Lines of data:
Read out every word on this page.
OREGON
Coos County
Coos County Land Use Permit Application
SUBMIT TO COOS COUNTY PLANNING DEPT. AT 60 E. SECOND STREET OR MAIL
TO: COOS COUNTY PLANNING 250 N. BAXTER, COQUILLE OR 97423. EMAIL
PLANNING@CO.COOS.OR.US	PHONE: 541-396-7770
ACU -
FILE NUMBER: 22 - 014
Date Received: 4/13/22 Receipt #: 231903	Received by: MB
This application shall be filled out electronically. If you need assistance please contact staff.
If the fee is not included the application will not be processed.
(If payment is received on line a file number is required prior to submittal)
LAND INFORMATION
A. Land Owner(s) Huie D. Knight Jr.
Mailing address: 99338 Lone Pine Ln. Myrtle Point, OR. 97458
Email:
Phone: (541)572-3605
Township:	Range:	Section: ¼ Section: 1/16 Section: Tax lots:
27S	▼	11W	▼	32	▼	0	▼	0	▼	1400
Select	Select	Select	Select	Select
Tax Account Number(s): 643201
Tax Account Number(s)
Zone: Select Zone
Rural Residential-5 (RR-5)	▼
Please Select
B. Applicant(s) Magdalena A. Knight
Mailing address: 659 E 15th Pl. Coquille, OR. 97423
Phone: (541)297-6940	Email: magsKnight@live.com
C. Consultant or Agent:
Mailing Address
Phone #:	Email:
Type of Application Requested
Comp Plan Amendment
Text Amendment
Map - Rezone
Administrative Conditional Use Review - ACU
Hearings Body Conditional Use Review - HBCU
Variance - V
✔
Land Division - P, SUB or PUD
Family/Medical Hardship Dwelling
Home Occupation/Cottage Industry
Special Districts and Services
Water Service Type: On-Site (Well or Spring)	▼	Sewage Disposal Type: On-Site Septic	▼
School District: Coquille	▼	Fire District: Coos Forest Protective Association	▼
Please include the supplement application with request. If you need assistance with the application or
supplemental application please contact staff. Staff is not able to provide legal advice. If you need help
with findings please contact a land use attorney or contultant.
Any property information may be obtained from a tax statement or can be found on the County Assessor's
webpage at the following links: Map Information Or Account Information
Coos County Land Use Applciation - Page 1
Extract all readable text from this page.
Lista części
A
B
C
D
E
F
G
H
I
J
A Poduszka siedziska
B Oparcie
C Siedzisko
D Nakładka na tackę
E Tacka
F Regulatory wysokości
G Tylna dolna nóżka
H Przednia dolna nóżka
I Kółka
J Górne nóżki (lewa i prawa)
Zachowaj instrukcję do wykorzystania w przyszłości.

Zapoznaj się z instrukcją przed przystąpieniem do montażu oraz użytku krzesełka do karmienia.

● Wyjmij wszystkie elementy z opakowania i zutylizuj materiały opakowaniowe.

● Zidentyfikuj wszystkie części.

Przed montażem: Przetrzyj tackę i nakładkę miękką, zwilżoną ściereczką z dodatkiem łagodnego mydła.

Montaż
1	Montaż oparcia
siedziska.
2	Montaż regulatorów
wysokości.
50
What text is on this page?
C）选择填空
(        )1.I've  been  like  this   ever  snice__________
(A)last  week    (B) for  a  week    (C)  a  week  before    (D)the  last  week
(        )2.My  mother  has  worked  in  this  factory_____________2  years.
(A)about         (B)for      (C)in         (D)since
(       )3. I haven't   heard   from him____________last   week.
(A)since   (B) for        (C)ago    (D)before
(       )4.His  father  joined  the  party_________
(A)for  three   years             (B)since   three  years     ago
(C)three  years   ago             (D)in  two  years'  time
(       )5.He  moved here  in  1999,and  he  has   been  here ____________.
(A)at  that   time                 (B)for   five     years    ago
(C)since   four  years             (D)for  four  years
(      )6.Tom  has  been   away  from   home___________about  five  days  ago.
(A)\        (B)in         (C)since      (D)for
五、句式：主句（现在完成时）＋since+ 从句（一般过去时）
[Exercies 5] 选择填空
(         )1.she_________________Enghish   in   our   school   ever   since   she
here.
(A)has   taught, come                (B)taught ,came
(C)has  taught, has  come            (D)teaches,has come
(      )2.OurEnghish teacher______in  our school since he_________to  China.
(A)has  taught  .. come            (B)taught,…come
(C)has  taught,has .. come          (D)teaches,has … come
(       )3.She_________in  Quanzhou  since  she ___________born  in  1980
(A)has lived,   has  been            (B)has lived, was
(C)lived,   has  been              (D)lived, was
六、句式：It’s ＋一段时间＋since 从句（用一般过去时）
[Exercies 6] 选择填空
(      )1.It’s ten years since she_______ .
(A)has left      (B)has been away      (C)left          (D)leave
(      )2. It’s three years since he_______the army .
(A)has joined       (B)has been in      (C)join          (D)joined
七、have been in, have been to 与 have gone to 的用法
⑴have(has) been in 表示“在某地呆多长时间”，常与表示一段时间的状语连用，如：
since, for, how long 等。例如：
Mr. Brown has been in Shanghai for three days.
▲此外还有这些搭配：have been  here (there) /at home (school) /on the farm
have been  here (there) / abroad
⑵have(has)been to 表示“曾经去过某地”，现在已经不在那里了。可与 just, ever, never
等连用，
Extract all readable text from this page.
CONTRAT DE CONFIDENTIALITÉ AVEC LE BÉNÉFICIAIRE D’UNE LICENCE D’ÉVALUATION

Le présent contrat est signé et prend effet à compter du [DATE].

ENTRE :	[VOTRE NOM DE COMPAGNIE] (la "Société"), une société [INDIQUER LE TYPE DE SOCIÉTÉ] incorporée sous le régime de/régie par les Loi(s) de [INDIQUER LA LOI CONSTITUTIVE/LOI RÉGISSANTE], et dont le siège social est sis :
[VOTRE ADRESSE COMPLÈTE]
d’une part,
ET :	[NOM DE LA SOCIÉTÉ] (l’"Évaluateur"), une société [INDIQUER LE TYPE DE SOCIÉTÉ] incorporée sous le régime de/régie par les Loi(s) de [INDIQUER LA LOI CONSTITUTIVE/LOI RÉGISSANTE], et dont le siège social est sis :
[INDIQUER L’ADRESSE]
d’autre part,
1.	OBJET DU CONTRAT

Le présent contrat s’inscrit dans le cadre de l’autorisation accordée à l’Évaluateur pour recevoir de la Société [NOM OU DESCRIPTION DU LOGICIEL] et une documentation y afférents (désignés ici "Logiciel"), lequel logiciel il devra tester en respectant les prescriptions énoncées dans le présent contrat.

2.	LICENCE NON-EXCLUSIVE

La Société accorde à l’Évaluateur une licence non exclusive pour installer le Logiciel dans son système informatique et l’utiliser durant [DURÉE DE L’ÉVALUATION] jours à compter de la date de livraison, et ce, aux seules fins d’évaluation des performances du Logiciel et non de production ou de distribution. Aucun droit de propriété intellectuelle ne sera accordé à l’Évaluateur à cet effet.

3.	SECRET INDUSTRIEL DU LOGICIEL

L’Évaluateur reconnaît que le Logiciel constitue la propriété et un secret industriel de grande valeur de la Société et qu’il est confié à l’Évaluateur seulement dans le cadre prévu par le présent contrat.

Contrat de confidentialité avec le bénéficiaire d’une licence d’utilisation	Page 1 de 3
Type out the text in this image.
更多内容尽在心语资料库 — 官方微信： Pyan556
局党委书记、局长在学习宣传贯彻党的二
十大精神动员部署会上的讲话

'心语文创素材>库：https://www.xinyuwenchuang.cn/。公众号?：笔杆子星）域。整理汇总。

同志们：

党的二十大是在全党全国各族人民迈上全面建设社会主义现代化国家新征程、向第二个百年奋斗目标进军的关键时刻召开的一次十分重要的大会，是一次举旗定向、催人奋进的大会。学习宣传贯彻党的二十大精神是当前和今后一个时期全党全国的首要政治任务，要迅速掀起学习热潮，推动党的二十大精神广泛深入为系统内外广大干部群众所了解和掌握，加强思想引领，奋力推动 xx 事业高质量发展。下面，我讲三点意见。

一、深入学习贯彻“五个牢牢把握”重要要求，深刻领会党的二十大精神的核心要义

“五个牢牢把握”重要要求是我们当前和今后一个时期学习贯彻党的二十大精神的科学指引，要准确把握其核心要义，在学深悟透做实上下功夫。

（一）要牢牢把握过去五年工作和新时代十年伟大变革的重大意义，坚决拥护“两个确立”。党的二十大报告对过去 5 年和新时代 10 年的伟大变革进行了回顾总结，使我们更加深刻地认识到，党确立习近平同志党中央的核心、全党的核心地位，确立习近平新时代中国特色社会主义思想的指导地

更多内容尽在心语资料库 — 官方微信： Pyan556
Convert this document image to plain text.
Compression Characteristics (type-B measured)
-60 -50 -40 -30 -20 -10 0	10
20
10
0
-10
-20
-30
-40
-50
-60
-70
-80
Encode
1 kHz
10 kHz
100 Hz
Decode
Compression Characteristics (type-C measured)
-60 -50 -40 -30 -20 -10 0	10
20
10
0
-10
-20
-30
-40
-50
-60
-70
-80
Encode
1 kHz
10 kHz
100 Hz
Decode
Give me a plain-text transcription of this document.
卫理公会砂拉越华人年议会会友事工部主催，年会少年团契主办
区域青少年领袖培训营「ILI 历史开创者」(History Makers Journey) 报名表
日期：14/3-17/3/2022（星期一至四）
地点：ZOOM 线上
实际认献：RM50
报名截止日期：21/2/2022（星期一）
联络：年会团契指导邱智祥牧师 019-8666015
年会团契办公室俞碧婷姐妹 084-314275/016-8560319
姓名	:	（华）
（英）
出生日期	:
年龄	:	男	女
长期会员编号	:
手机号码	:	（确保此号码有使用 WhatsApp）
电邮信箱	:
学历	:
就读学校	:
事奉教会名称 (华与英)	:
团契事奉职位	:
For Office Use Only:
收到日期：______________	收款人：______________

• _Set exercise_: Repeat exactly the lines from the line containing "Type out the text in this image." through the last line of the records above, including both, and nothing else.

• _Result_:
Type out the text in this image.
更多内容尽在心语资料库 — 官方微信： Pyan556
局党委书记、局长在学习宣传贯彻党的二
十大精神动员部署会上的讲话

'心语文创素材>库：https://www.xinyuwenchuang.cn/。公众号?：笔杆子星）域。整理汇总。

同志们：

党的二十大是在全党全国各族人民迈上全面建设社会主义现代化国家新征程、向第二个百年奋斗目标进军的关键时刻召开的一次十分重要的大会，是一次举旗定向、催人奋进的大会。学习宣传贯彻党的二十大精神是当前和今后一个时期全党全国的首要政治任务，要迅速掀起学习热潮，推动党的二十大精神广泛深入为系统内外广大干部群众所了解和掌握，加强思想引领，奋力推动 xx 事业高质量发展。下面，我讲三点意见。

一、深入学习贯彻“五个牢牢把握”重要要求，深刻领会党的二十大精神的核心要义

“五个牢牢把握”重要要求是我们当前和今后一个时期学习贯彻党的二十大精神的科学指引，要准确把握其核心要义，在学深悟透做实上下功夫。

（一）要牢牢把握过去五年工作和新时代十年伟大变革的重大意义，坚决拥护“两个确立”。党的二十大报告对过去 5 年和新时代 10 年的伟大变革进行了回顾总结，使我们更加深刻地认识到，党确立习近平同志党中央的核心、全党的核心地位，确立习近平新时代中国特色社会主义思想的指导地

更多内容尽在心语资料库 — 官方微信： Pyan556
Convert this document image to plain text.
Compression Characteristics (type-B measured)
-60 -50 -40 -30 -20 -10 0	10
20
10
0
-10
-20
-30
-40
-50
-60
-70
-80
Encode
1 kHz
10 kHz
100 Hz
Decode
Compression Characteristics (type-C measured)
-60 -50 -40 -30 -20 -10 0	10
20
10
0
-10
-20
-30
-40
-50
-60
-70
-80
Encode
1 kHz
10 kHz
100 Hz
Decode
Give me a plain-text transcription of this document.
卫理公会砂拉越华人年议会会友事工部主催，年会少年团契主办
区域青少年领袖培训营「ILI 历史开创者」(History Makers Journey) 报名表
日期：14/3-17/3/2022（星期一至四）
地点：ZOOM 线上
实际认献：RM50
报名截止日期：21/2/2022（星期一）
联络：年会团契指导邱智祥牧师 019-8666015
年会团契办公室俞碧婷姐妹 084-314275/016-8560319
姓名	:	（华）
（英）
出生日期	:
年龄	:	男	女
长期会员编号	:
手机号码	:	（确保此号码有使用 WhatsApp）
电邮信箱	:
学历	:
就读学校	:
事奉教会名称 (华与英)	:
团契事奉职位	:
For Office Use Only:
收到日期：______________	收款人：______________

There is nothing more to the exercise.